Set task: Leaving out all images, write out the records that follow exactly.

** BEGIN Given information **

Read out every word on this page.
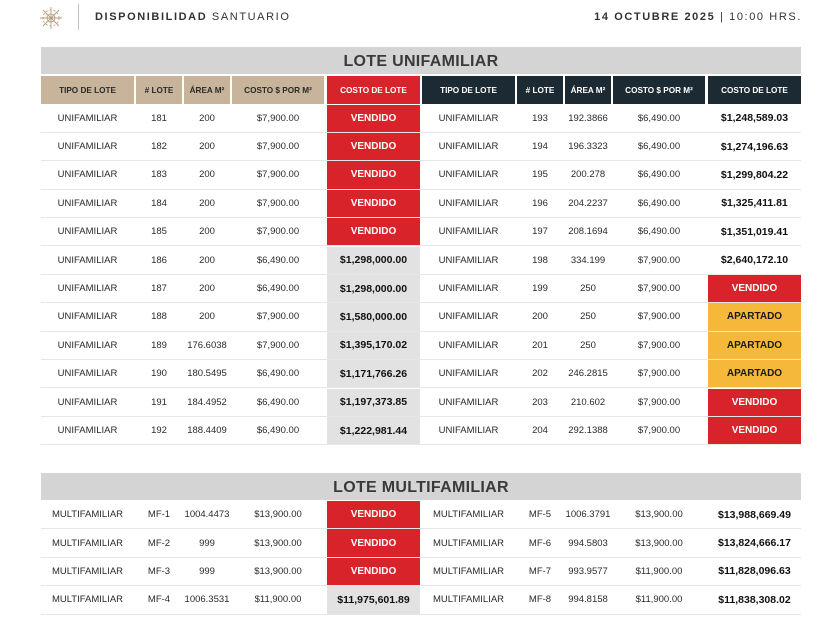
DISPONIBILIDAD SANTUARIO	14 OCTUBRE 2025 | 10:00 HRS.
LOTE UNIFAMILIAR
TIPO DE LOTE	# LOTE	ÁREA M²	COSTO $ POR M²	COSTO DE LOTE	TIPO DE LOTE	# LOTE	ÁREA M²	COSTO $ POR M²	COSTO DE LOTE
UNIFAMILIAR	181	200	$7,900.00	VENDIDO	UNIFAMILIAR	193	192.3866	$6,490.00	$1,248,589.03
UNIFAMILIAR	182	200	$7,900.00	VENDIDO	UNIFAMILIAR	194	196.3323	$6,490.00	$1,274,196.63
UNIFAMILIAR	183	200	$7,900.00	VENDIDO	UNIFAMILIAR	195	200.278	$6,490.00	$1,299,804.22
UNIFAMILIAR	184	200	$7,900.00	VENDIDO	UNIFAMILIAR	196	204.2237	$6,490.00	$1,325,411.81
UNIFAMILIAR	185	200	$7,900.00	VENDIDO	UNIFAMILIAR	197	208.1694	$6,490.00	$1,351,019.41
UNIFAMILIAR	186	200	$6,490.00	$1,298,000.00	UNIFAMILIAR	198	334.199	$7,900.00	$2,640,172.10
UNIFAMILIAR	187	200	$6,490.00	$1,298,000.00	UNIFAMILIAR	199	250	$7,900.00	VENDIDO
UNIFAMILIAR	188	200	$7,900.00	$1,580,000.00	UNIFAMILIAR	200	250	$7,900.00	APARTADO
UNIFAMILIAR	189	176.6038	$7,900.00	$1,395,170.02	UNIFAMILIAR	201	250	$7,900.00	APARTADO
UNIFAMILIAR	190	180.5495	$6,490.00	$1,171,766.26	UNIFAMILIAR	202	246.2815	$7,900.00	APARTADO
UNIFAMILIAR	191	184.4952	$6,490.00	$1,197,373.85	UNIFAMILIAR	203	210.602	$7,900.00	VENDIDO
UNIFAMILIAR	192	188.4409	$6,490.00	$1,222,981.44	UNIFAMILIAR	204	292.1388	$7,900.00	VENDIDO
LOTE MULTIFAMILIAR
MULTIFAMILIAR	MF-1	1004.4473	$13,900.00	VENDIDO	MULTIFAMILIAR	MF-5	1006.3791	$13,900.00	$13,988,669.49
MULTIFAMILIAR	MF-2	999	$13,900.00	VENDIDO	MULTIFAMILIAR	MF-6	994.5803	$13,900.00	$13,824,666.17
MULTIFAMILIAR	MF-3	999	$13,900.00	VENDIDO	MULTIFAMILIAR	MF-7	993.9577	$11,900.00	$11,828,096.63
MULTIFAMILIAR	MF-4	1006.3531	$11,900.00	$11,975,601.89	MULTIFAMILIAR	MF-8	994.8158	$11,900.00	$11,838,308.02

** END Given information **

Exercise response:
Read out every word on this page.
DISPONIBILIDAD SANTUARIO	14 OCTUBRE 2025 | 10:00 HRS.
LOTE UNIFAMILIAR
TIPO DE LOTE	# LOTE	ÁREA M²	COSTO $ POR M²	COSTO DE LOTE	TIPO DE LOTE	# LOTE	ÁREA M²	COSTO $ POR M²	COSTO DE LOTE
UNIFAMILIAR	181	200	$7,900.00	VENDIDO	UNIFAMILIAR	193	192.3866	$6,490.00	$1,248,589.03
UNIFAMILIAR	182	200	$7,900.00	VENDIDO	UNIFAMILIAR	194	196.3323	$6,490.00	$1,274,196.63
UNIFAMILIAR	183	200	$7,900.00	VENDIDO	UNIFAMILIAR	195	200.278	$6,490.00	$1,299,804.22
UNIFAMILIAR	184	200	$7,900.00	VENDIDO	UNIFAMILIAR	196	204.2237	$6,490.00	$1,325,411.81
UNIFAMILIAR	185	200	$7,900.00	VENDIDO	UNIFAMILIAR	197	208.1694	$6,490.00	$1,351,019.41
UNIFAMILIAR	186	200	$6,490.00	$1,298,000.00	UNIFAMILIAR	198	334.199	$7,900.00	$2,640,172.10
UNIFAMILIAR	187	200	$6,490.00	$1,298,000.00	UNIFAMILIAR	199	250	$7,900.00	VENDIDO
UNIFAMILIAR	188	200	$7,900.00	$1,580,000.00	UNIFAMILIAR	200	250	$7,900.00	APARTADO
UNIFAMILIAR	189	176.6038	$7,900.00	$1,395,170.02	UNIFAMILIAR	201	250	$7,900.00	APARTADO
UNIFAMILIAR	190	180.5495	$6,490.00	$1,171,766.26	UNIFAMILIAR	202	246.2815	$7,900.00	APARTADO
UNIFAMILIAR	191	184.4952	$6,490.00	$1,197,373.85	UNIFAMILIAR	203	210.602	$7,900.00	VENDIDO
UNIFAMILIAR	192	188.4409	$6,490.00	$1,222,981.44	UNIFAMILIAR	204	292.1388	$7,900.00	VENDIDO
LOTE MULTIFAMILIAR
MULTIFAMILIAR	MF-1	1004.4473	$13,900.00	VENDIDO	MULTIFAMILIAR	MF-5	1006.3791	$13,900.00	$13,988,669.49
MULTIFAMILIAR	MF-2	999	$13,900.00	VENDIDO	MULTIFAMILIAR	MF-6	994.5803	$13,900.00	$13,824,666.17
MULTIFAMILIAR	MF-3	999	$13,900.00	VENDIDO	MULTIFAMILIAR	MF-7	993.9577	$11,900.00	$11,828,096.63
MULTIFAMILIAR	MF-4	1006.3531	$11,900.00	$11,975,601.89	MULTIFAMILIAR	MF-8	994.8158	$11,900.00	$11,838,308.02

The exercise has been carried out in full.